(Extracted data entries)
** Start **
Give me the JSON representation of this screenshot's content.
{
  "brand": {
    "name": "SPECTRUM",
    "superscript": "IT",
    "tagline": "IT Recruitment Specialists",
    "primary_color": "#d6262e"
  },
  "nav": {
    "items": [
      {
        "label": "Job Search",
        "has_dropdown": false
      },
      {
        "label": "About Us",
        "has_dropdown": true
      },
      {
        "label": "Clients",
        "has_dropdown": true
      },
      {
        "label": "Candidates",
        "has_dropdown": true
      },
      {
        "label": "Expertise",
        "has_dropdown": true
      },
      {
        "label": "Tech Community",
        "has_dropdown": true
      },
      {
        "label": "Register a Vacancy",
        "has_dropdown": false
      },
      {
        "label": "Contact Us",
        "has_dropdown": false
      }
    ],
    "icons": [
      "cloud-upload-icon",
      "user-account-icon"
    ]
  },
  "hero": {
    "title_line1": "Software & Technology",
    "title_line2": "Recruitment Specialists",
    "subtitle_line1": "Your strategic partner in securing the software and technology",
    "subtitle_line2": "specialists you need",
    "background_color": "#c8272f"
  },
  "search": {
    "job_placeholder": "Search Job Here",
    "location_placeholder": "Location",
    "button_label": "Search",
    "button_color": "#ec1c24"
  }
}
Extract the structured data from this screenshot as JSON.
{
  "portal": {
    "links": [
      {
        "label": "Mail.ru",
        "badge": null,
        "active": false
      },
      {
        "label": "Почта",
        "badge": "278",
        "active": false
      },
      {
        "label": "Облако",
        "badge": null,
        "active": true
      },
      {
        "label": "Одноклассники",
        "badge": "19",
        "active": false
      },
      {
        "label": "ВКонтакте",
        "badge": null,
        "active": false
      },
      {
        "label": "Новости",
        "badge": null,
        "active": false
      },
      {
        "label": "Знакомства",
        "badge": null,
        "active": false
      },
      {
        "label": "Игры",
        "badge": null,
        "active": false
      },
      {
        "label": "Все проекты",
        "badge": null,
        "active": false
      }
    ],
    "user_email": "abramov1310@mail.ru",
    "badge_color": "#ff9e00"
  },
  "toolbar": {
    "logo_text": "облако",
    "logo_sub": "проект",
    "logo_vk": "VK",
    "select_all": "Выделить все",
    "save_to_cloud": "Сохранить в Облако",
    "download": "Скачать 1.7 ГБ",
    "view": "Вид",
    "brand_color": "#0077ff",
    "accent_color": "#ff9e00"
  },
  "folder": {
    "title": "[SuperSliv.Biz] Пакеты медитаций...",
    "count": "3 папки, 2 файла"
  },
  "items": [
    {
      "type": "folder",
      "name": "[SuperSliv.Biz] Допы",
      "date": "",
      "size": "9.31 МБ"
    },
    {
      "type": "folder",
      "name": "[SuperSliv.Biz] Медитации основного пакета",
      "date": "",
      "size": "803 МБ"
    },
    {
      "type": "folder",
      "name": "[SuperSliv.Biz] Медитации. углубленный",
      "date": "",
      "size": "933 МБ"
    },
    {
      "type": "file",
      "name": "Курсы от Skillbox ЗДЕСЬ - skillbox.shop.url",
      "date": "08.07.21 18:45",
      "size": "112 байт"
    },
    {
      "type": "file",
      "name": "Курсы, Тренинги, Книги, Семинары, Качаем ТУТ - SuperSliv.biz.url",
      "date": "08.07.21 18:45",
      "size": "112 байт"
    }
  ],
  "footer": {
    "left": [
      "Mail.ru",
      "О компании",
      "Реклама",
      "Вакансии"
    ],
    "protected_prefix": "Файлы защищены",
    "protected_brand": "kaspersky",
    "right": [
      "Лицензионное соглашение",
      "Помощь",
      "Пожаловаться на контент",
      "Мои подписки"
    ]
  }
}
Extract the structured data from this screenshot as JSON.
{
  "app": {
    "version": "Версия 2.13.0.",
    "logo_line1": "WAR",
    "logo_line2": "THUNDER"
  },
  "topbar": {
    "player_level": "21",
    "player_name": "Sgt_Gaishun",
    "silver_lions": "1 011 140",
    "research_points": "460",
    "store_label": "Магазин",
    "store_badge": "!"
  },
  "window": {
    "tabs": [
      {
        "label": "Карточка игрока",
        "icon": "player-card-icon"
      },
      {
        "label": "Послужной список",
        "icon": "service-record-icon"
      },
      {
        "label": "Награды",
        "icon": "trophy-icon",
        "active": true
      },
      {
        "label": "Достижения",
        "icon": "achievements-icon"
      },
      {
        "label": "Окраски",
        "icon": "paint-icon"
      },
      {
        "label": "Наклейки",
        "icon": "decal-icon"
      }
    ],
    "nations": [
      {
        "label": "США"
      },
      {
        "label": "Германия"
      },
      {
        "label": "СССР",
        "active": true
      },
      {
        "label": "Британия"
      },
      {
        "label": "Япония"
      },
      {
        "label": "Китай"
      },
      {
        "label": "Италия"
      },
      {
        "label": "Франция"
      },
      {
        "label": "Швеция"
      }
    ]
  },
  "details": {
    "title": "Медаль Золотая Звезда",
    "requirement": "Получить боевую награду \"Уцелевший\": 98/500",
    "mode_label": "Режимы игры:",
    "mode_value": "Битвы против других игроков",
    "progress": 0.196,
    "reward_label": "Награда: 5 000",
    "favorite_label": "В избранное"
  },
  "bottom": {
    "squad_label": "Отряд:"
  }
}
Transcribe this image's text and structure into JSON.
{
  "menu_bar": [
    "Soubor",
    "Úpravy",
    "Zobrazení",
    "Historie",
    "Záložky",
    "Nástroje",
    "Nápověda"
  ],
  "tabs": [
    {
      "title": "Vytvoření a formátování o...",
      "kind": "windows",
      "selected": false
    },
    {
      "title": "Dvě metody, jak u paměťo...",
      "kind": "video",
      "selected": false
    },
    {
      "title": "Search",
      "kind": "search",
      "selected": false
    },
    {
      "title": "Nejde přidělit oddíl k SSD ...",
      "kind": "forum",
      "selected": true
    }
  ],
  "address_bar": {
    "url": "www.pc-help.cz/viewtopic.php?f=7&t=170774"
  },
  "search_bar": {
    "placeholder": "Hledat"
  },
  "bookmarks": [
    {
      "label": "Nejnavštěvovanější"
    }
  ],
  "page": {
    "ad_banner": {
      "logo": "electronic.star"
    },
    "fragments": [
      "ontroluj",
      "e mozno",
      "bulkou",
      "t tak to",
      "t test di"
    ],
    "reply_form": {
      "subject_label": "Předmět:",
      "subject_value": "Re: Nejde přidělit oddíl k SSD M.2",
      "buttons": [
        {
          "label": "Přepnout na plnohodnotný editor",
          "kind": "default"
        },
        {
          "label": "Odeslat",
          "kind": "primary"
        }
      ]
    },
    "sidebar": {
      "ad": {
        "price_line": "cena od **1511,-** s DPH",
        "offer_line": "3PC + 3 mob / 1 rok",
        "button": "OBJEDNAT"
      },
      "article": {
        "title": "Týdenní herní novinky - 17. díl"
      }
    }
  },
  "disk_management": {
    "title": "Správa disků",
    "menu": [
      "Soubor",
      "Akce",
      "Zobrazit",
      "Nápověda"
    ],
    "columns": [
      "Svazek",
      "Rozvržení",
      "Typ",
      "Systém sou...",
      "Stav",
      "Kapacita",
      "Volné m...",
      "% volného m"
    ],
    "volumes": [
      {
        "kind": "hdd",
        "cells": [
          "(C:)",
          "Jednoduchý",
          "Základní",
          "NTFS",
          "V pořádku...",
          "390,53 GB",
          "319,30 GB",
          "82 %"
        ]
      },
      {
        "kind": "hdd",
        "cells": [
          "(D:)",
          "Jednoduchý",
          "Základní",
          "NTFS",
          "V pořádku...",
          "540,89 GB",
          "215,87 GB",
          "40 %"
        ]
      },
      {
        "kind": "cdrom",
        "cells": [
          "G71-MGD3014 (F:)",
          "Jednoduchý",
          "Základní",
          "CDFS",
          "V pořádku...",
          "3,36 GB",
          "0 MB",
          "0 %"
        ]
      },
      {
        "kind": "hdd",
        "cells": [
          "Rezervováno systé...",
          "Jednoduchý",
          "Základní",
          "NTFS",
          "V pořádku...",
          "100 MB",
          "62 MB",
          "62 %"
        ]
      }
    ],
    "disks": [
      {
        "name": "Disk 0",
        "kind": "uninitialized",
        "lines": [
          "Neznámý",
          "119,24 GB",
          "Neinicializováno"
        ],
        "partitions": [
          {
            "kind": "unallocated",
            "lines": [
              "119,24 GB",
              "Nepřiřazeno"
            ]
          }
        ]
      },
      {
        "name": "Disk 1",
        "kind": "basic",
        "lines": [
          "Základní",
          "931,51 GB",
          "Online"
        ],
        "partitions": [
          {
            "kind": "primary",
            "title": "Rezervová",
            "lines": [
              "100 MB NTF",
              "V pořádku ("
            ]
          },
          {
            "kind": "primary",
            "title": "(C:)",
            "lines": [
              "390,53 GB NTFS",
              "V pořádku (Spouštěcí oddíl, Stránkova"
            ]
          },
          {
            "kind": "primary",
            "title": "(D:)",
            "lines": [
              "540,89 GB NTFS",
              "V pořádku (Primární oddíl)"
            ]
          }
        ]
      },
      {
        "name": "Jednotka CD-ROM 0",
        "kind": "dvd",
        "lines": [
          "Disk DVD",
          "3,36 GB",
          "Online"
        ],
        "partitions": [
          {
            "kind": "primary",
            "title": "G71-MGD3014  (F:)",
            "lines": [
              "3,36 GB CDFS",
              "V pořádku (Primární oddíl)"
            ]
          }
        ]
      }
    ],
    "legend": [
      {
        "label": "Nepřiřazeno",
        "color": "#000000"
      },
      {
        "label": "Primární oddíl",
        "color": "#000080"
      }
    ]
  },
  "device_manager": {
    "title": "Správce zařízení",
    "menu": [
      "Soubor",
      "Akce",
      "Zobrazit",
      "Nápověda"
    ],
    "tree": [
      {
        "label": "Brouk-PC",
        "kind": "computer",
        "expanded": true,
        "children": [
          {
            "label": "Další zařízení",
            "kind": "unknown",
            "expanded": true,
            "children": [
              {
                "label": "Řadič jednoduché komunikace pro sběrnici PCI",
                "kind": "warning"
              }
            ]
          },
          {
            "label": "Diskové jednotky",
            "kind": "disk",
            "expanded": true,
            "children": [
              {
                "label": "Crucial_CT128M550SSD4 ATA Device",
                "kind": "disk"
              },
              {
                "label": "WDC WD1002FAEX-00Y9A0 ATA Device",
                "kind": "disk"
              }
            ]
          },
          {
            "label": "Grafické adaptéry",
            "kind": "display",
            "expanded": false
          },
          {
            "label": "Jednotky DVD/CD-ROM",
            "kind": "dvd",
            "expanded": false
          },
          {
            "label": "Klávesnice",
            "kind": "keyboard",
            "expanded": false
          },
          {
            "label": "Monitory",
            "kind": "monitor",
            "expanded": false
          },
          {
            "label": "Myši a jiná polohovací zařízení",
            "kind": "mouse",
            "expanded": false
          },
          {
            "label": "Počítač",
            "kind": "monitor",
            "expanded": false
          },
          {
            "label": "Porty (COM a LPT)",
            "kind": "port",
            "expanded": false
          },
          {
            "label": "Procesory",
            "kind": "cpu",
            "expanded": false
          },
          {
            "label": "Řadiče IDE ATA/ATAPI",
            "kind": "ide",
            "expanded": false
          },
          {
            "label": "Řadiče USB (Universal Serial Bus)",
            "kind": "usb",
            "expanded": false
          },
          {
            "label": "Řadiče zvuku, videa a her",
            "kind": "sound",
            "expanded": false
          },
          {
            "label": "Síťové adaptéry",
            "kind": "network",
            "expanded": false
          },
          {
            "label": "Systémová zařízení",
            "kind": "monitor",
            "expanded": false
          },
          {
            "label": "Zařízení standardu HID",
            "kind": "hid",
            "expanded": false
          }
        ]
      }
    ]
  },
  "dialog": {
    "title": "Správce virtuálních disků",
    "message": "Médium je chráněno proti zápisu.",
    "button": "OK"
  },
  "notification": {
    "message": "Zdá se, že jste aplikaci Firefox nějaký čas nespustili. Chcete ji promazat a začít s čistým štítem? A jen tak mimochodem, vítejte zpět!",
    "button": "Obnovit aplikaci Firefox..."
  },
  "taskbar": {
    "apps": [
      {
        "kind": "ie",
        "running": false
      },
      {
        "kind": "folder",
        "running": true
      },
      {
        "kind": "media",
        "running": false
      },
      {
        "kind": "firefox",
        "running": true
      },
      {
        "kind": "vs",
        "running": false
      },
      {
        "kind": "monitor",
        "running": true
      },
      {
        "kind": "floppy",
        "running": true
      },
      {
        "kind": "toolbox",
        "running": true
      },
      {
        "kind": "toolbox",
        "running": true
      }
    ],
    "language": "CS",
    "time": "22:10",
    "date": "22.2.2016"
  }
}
** End **
=== WHAT YOU SHOULD DO ===
In the listing, find each line with the string "Курсы" and copy it.

=== FULL SOLUTION ===
      "name": "Курсы от Skillbox ЗДЕСЬ - skillbox.shop.url",
      "name": "Курсы, Тренинги, Книги, Семинары, Качаем ТУТ - SuperSliv.biz.url",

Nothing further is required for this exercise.